[Work to be completed] Among the records below, find each line that includes the string "image" and copy it.
— Start —
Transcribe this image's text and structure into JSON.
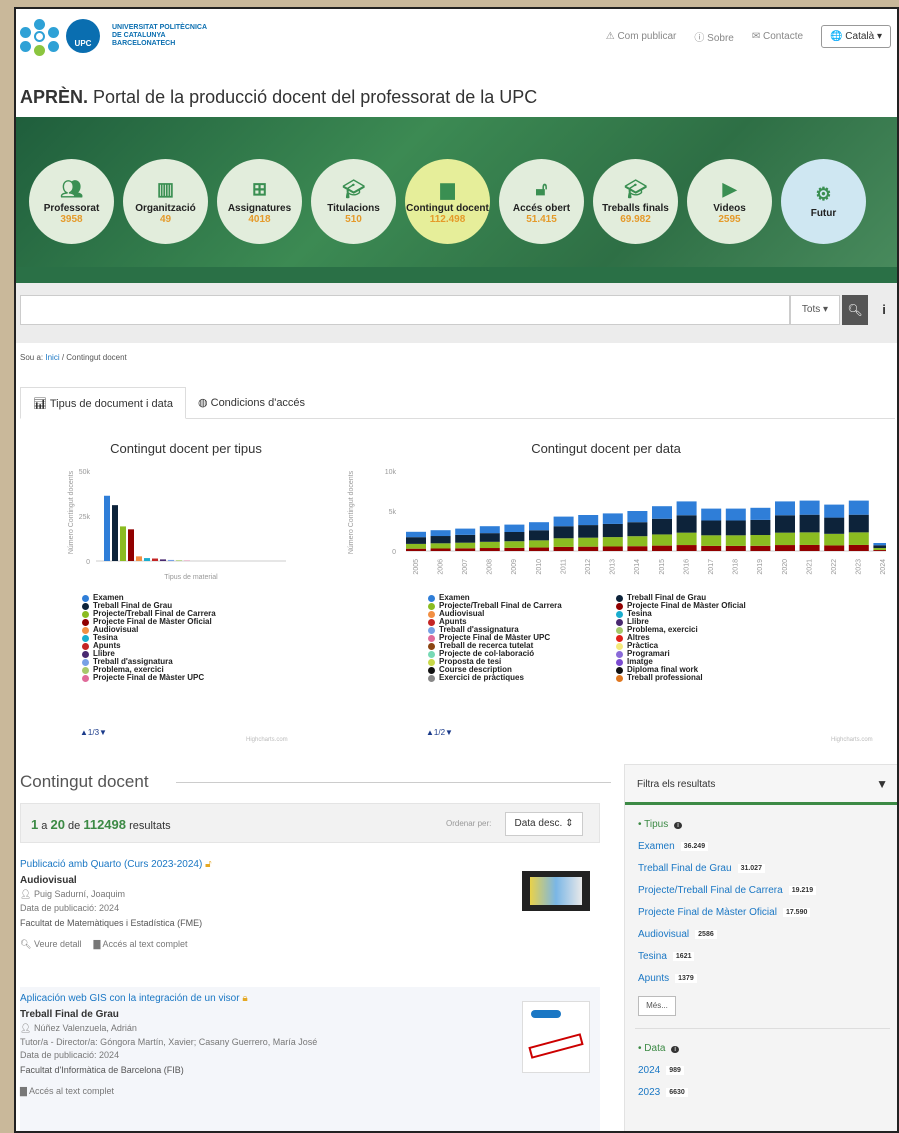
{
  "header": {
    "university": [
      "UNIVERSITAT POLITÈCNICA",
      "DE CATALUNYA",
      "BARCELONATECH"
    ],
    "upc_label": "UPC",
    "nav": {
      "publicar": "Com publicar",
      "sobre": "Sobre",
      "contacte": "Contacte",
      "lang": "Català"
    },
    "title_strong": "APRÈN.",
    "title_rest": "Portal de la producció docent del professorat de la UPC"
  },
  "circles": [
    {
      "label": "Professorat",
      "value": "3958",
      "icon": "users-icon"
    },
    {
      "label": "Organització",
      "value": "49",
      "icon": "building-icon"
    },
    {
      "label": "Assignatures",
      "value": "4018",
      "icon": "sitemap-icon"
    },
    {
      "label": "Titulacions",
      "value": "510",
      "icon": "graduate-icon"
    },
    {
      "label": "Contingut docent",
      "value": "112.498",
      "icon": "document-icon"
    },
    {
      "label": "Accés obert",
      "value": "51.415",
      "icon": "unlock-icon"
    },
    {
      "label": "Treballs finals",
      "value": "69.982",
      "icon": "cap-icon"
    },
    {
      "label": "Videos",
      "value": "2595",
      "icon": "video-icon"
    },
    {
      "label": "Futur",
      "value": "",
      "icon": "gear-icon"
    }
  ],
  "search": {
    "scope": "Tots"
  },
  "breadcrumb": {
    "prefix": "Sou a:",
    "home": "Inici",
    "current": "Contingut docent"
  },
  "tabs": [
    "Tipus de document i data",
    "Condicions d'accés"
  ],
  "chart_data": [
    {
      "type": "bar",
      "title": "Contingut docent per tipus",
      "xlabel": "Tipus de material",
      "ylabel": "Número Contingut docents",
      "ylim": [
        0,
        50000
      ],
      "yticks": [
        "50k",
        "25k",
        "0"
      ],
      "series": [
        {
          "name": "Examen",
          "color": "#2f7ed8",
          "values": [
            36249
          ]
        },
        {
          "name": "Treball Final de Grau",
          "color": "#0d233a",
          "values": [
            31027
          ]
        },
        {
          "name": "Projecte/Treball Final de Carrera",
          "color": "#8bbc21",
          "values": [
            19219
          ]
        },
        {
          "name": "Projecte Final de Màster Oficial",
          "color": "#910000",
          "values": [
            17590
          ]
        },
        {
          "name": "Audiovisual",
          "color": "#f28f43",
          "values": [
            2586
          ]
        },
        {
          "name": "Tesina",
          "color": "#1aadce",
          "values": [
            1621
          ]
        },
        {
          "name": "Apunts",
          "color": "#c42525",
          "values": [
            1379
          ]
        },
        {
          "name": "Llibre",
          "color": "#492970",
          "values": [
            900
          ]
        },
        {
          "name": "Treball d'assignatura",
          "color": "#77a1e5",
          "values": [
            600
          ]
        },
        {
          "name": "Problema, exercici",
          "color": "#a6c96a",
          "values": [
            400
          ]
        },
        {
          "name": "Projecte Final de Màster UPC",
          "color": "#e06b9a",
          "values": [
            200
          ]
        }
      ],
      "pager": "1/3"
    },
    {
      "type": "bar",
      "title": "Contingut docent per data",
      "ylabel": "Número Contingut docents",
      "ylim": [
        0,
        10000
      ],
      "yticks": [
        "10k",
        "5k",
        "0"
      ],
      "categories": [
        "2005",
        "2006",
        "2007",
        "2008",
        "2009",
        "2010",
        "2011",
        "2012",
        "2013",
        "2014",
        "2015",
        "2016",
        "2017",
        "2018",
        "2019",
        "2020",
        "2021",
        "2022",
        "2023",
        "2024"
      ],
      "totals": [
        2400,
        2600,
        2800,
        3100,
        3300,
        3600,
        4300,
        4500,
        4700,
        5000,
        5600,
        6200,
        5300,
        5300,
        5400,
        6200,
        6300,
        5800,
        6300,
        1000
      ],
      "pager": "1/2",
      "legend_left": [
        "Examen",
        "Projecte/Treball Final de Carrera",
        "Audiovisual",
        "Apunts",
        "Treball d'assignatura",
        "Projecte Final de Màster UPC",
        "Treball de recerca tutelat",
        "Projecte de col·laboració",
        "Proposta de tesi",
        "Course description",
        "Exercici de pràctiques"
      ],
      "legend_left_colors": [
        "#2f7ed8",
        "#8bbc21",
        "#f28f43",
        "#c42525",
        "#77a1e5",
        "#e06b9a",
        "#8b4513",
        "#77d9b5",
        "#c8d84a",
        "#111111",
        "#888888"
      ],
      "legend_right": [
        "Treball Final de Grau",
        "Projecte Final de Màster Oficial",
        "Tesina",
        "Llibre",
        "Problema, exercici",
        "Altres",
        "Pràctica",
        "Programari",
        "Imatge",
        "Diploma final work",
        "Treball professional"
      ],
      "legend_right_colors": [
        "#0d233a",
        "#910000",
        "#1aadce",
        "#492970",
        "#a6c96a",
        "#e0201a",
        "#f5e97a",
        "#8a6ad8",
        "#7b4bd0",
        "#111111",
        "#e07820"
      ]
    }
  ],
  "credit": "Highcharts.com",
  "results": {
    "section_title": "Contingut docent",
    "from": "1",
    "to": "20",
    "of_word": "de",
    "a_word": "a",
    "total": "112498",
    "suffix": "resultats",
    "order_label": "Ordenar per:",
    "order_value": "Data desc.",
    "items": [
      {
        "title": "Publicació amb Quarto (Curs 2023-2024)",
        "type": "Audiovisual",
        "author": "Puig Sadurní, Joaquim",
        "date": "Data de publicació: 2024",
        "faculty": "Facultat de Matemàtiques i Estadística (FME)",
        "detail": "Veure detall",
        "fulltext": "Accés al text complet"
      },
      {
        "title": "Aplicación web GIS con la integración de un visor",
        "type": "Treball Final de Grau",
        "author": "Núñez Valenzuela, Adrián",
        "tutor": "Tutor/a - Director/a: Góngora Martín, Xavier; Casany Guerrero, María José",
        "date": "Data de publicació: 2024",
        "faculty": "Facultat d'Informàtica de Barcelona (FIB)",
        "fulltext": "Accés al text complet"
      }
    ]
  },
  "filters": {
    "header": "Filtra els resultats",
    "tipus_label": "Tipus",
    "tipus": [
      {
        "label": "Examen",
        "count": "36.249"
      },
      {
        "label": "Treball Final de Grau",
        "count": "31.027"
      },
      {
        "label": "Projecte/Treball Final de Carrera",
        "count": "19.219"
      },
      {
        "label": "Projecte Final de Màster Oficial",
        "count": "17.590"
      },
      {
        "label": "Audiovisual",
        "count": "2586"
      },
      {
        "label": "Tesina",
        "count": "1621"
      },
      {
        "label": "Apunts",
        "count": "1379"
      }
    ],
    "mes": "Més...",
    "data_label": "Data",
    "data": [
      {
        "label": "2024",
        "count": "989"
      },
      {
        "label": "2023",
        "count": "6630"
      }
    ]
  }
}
— End —
— Start —
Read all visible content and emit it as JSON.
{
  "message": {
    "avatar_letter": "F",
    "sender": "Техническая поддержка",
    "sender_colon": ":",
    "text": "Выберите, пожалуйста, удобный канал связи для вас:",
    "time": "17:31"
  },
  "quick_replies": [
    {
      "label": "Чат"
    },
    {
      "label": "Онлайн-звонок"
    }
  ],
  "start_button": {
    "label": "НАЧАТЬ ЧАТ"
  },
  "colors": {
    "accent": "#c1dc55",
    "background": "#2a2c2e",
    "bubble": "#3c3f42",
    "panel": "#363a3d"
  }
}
— End —
— Start —
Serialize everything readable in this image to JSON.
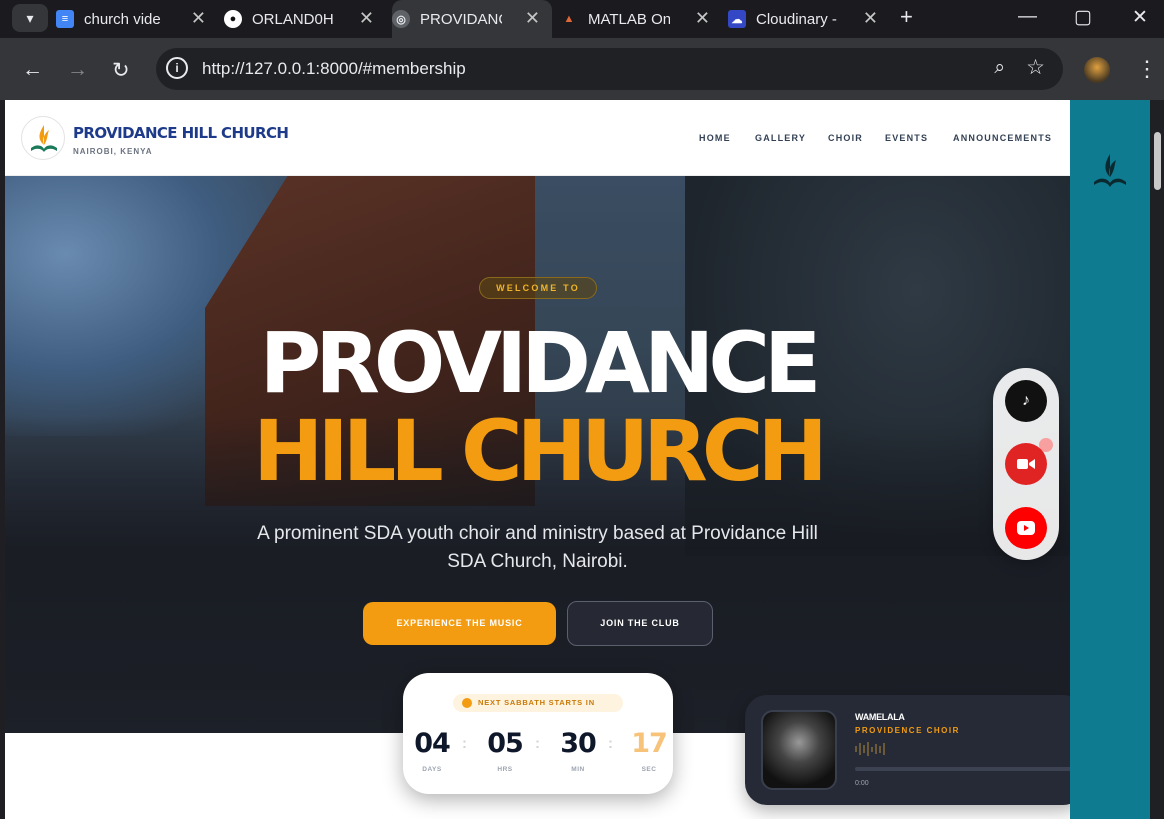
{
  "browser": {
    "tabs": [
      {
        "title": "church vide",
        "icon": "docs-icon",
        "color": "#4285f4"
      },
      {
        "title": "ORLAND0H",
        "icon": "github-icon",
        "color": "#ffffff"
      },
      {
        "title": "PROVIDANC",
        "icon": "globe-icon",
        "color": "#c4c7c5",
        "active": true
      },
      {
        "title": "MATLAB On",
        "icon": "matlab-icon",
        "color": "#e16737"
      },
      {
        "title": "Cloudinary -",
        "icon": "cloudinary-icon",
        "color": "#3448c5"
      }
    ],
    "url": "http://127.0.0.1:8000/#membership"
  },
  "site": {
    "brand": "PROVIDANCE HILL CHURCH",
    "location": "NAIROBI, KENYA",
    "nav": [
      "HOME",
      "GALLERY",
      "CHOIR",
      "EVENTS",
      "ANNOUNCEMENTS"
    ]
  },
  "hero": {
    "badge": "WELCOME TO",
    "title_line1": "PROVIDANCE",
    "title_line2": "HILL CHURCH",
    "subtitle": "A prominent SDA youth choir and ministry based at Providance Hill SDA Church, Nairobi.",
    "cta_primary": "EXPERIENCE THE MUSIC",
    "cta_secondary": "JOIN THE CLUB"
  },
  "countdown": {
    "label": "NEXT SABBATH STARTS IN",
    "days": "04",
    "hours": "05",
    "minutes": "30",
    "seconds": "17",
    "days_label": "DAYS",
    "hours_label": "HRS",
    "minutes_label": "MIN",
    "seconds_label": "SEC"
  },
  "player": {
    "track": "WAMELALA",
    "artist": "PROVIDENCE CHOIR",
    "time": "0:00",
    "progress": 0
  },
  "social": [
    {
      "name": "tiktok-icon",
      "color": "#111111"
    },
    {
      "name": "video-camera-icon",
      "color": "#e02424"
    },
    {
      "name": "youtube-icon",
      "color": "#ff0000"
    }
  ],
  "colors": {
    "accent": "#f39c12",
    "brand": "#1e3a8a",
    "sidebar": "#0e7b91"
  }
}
— End —
[Expected answer]
Transcribe this image's text and structure into JSON.
Serialize everything readable in this image to JSON.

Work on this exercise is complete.